◆ Written instruction ◆
Copy every line in the records below that contains the word "Last".

(Records that describe figures)

┌──

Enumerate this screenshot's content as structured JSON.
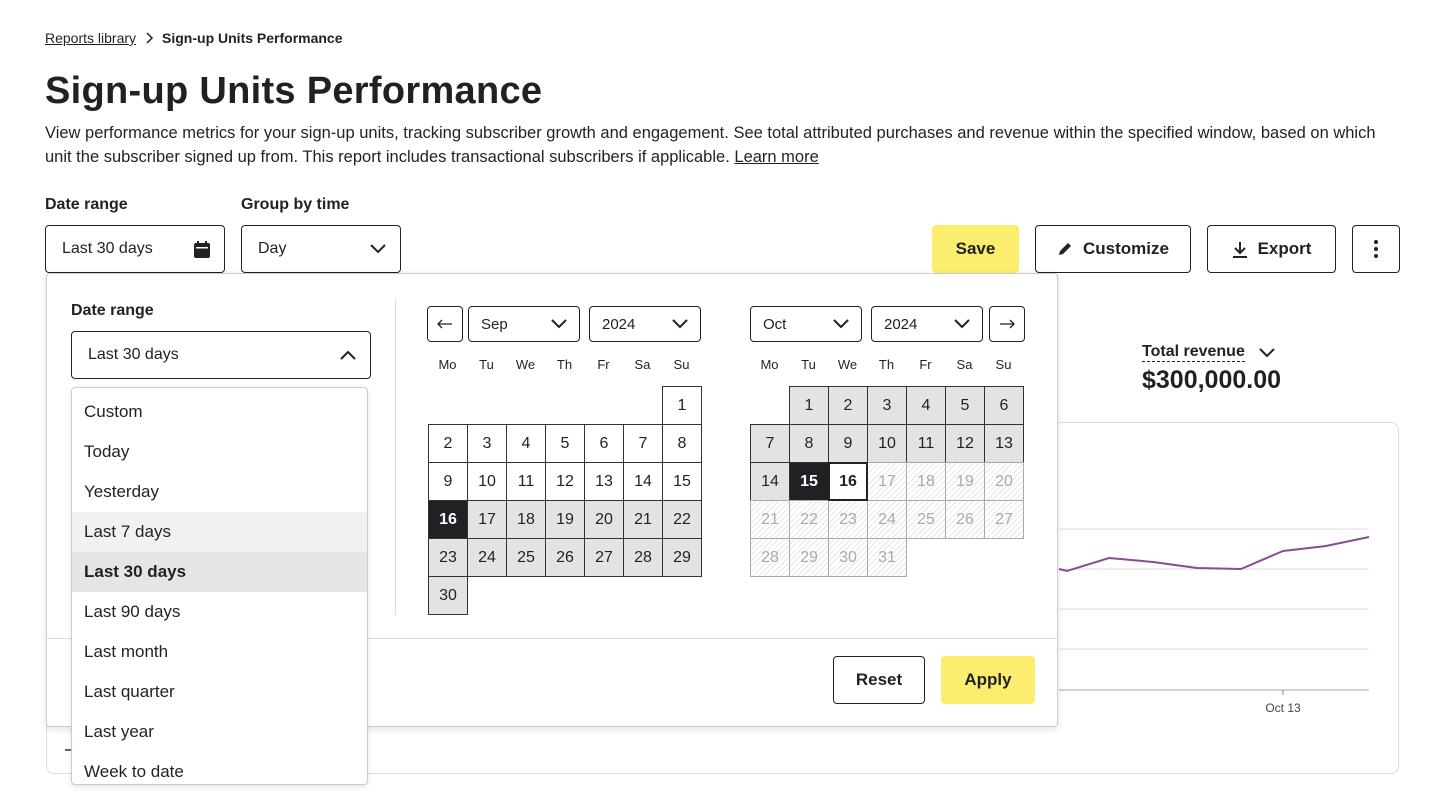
{
  "breadcrumb": {
    "parent": "Reports library",
    "current": "Sign-up Units Performance"
  },
  "header": {
    "title": "Sign-up Units Performance",
    "description": "View performance metrics for your sign-up units, tracking subscriber growth and engagement. See total attributed purchases and revenue within the specified window, based on which unit the subscriber signed up from. This report includes transactional subscribers if applicable.",
    "learn_more": "Learn more"
  },
  "filters": {
    "date_range": {
      "label": "Date range",
      "value": "Last 30 days"
    },
    "group_by": {
      "label": "Group by time",
      "value": "Day"
    }
  },
  "actions": {
    "save": "Save",
    "customize": "Customize",
    "export": "Export"
  },
  "metric": {
    "label": "Total revenue",
    "value": "$300,000.00"
  },
  "chart": {
    "x_tick": "Oct 13"
  },
  "popover": {
    "label": "Date range",
    "value": "Last 30 days",
    "options": [
      "Custom",
      "Today",
      "Yesterday",
      "Last 7 days",
      "Last 30 days",
      "Last 90 days",
      "Last month",
      "Last quarter",
      "Last year",
      "Week to date"
    ],
    "hovered": "Last 7 days",
    "selected": "Last 30 days",
    "calendars": [
      {
        "month": "Sep",
        "year": "2024",
        "weekdays": [
          "Mo",
          "Tu",
          "We",
          "Th",
          "Fr",
          "Sa",
          "Su"
        ],
        "days": [
          1,
          2,
          3,
          4,
          5,
          6,
          7,
          8,
          9,
          10,
          11,
          12,
          13,
          14,
          15,
          16,
          17,
          18,
          19,
          20,
          21,
          22,
          23,
          24,
          25,
          26,
          27,
          28,
          29,
          30
        ],
        "day_states": [
          "default",
          "default",
          "default",
          "default",
          "default",
          "default",
          "default",
          "default",
          "default",
          "default",
          "default",
          "default",
          "default",
          "default",
          "default",
          "start",
          "range",
          "range",
          "range",
          "range",
          "range",
          "range",
          "range",
          "range",
          "range",
          "range",
          "range",
          "range",
          "range",
          "range"
        ]
      },
      {
        "month": "Oct",
        "year": "2024",
        "weekdays": [
          "Mo",
          "Tu",
          "We",
          "Th",
          "Fr",
          "Sa",
          "Su"
        ],
        "days": [
          1,
          2,
          3,
          4,
          5,
          6,
          7,
          8,
          9,
          10,
          11,
          12,
          13,
          14,
          15,
          16,
          17,
          18,
          19,
          20,
          21,
          22,
          23,
          24,
          25,
          26,
          27,
          28,
          29,
          30,
          31
        ],
        "day_states": [
          "range",
          "range",
          "range",
          "range",
          "range",
          "range",
          "range",
          "range",
          "range",
          "range",
          "range",
          "range",
          "range",
          "range",
          "end",
          "today",
          "disabled",
          "disabled",
          "disabled",
          "disabled",
          "disabled",
          "disabled",
          "disabled",
          "disabled",
          "disabled",
          "disabled",
          "disabled",
          "disabled",
          "disabled",
          "disabled",
          "disabled"
        ]
      }
    ],
    "reset": "Reset",
    "apply": "Apply"
  }
}
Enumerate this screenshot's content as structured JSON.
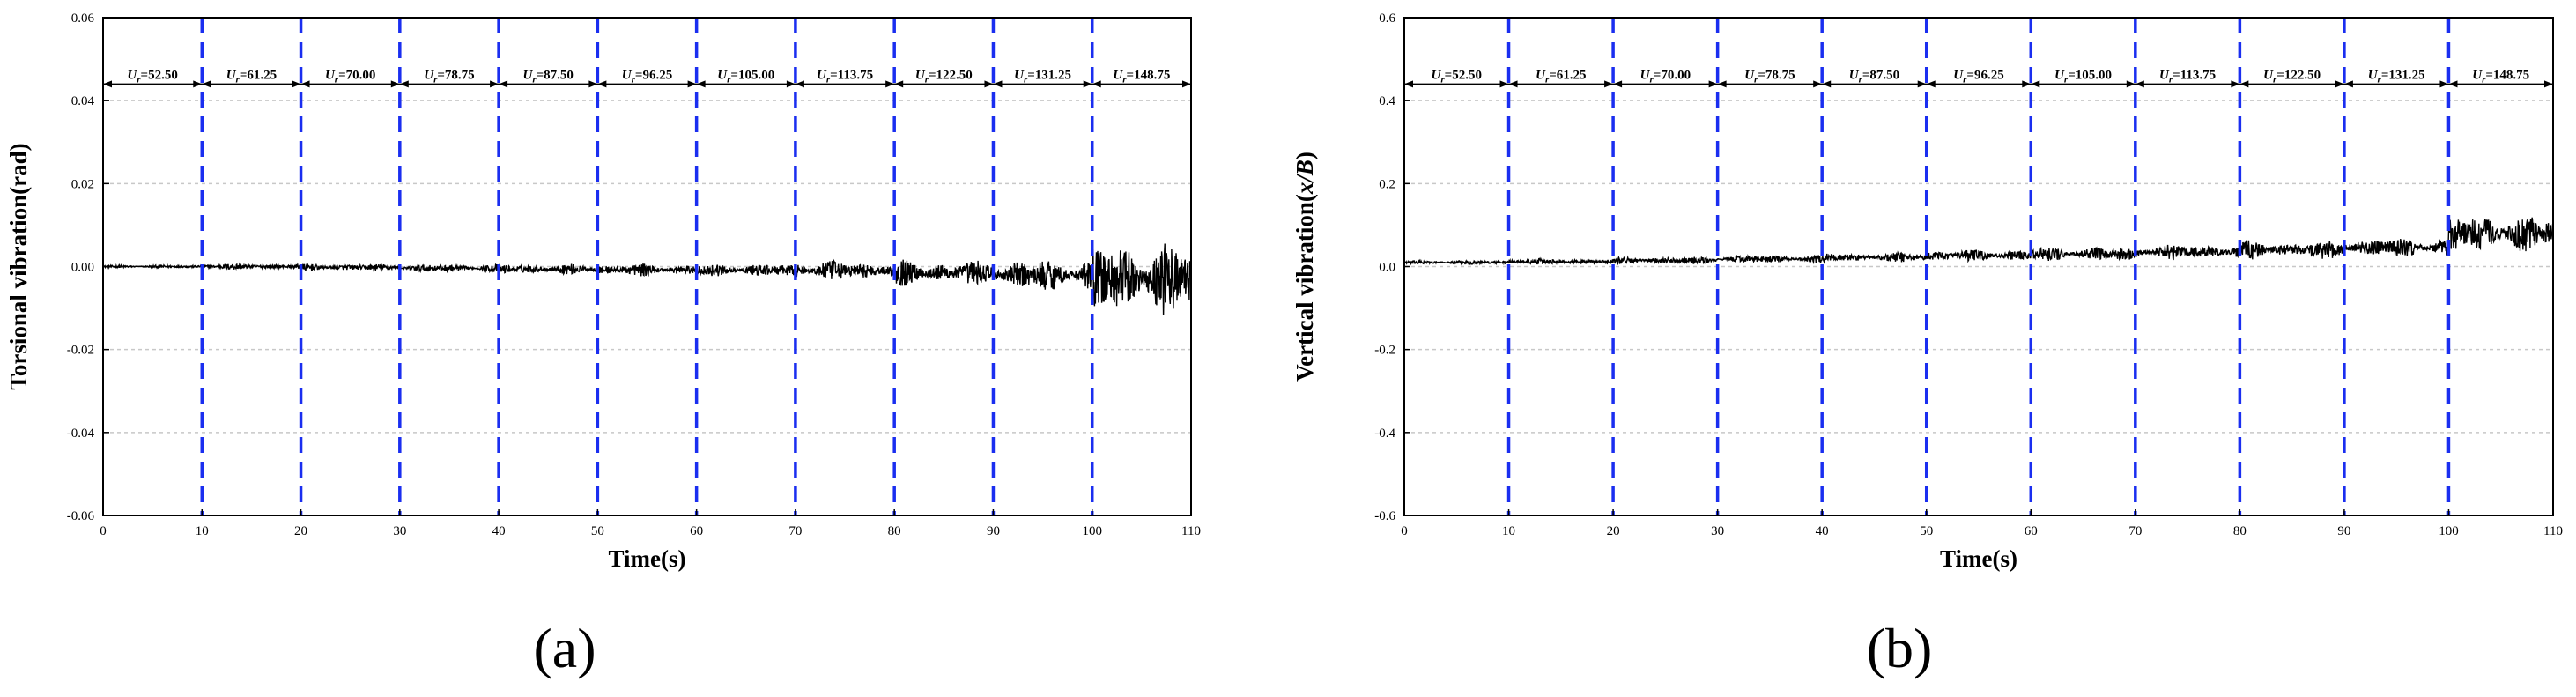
{
  "chart_data": [
    {
      "type": "line",
      "panel_label": "(a)",
      "xlabel": "Time(s)",
      "ylabel": "Torsional vibration(rad)",
      "xlim": [
        0,
        110
      ],
      "ylim": [
        -0.06,
        0.06
      ],
      "x_ticks": [
        0,
        10,
        20,
        30,
        40,
        50,
        60,
        70,
        80,
        90,
        100,
        110
      ],
      "y_ticks": [
        -0.06,
        -0.04,
        -0.02,
        0.0,
        0.02,
        0.04,
        0.06
      ],
      "y_tick_labels": [
        "-0.06",
        "-0.04",
        "-0.02",
        "0.00",
        "0.02",
        "0.04",
        "0.06"
      ],
      "y_gridlines": true,
      "segment_boundaries": [
        10,
        20,
        30,
        40,
        50,
        60,
        70,
        80,
        90,
        100
      ],
      "segment_label_symbol": "U",
      "segment_label_subscript": "r",
      "segment_label_values": [
        "52.50",
        "61.25",
        "70.00",
        "78.75",
        "87.50",
        "96.25",
        "105.00",
        "113.75",
        "122.50",
        "131.25",
        "148.75"
      ],
      "segment_label_level": 0.044,
      "series": [
        {
          "mean": [
            0.0,
            0.0,
            -0.0002,
            -0.0004,
            -0.0006,
            -0.0008,
            -0.0009,
            -0.001,
            -0.0015,
            -0.002,
            -0.003
          ],
          "amplitude": [
            0.0003,
            0.0006,
            0.0007,
            0.0008,
            0.001,
            0.0012,
            0.0013,
            0.002,
            0.0025,
            0.0033,
            0.0075
          ]
        }
      ]
    },
    {
      "type": "line",
      "panel_label": "(b)",
      "xlabel": "Time(s)",
      "ylabel_prefix": "Vertical vibration(",
      "ylabel_var": "x/B",
      "ylabel_suffix": ")",
      "xlim": [
        0,
        110
      ],
      "ylim": [
        -0.6,
        0.6
      ],
      "x_ticks": [
        0,
        10,
        20,
        30,
        40,
        50,
        60,
        70,
        80,
        90,
        100,
        110
      ],
      "y_ticks": [
        -0.6,
        -0.4,
        -0.2,
        0.0,
        0.2,
        0.4,
        0.6
      ],
      "y_tick_labels": [
        "-0.6",
        "-0.4",
        "-0.2",
        "0.0",
        "0.2",
        "0.4",
        "0.6"
      ],
      "y_gridlines": true,
      "segment_boundaries": [
        10,
        20,
        30,
        40,
        50,
        60,
        70,
        80,
        90,
        100
      ],
      "segment_label_symbol": "U",
      "segment_label_subscript": "r",
      "segment_label_values": [
        "52.50",
        "61.25",
        "70.00",
        "78.75",
        "87.50",
        "96.25",
        "105.00",
        "113.75",
        "122.50",
        "131.25",
        "148.75"
      ],
      "segment_label_level": 0.44,
      "series": [
        {
          "mean": [
            0.01,
            0.012,
            0.015,
            0.018,
            0.022,
            0.026,
            0.03,
            0.035,
            0.04,
            0.045,
            0.08
          ],
          "amplitude": [
            0.004,
            0.006,
            0.007,
            0.008,
            0.01,
            0.012,
            0.014,
            0.016,
            0.018,
            0.02,
            0.04
          ]
        }
      ]
    }
  ]
}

└──

◆ Solution ◆
      "value": "Last 30 days"
    "value": "Last 30 days",
      "Last 7 days",
      "Last 30 days",
      "Last 90 days",
      "Last month",
      "Last quarter",
      "Last year",
    "hovered": "Last 7 days",
    "selected": "Last 30 days",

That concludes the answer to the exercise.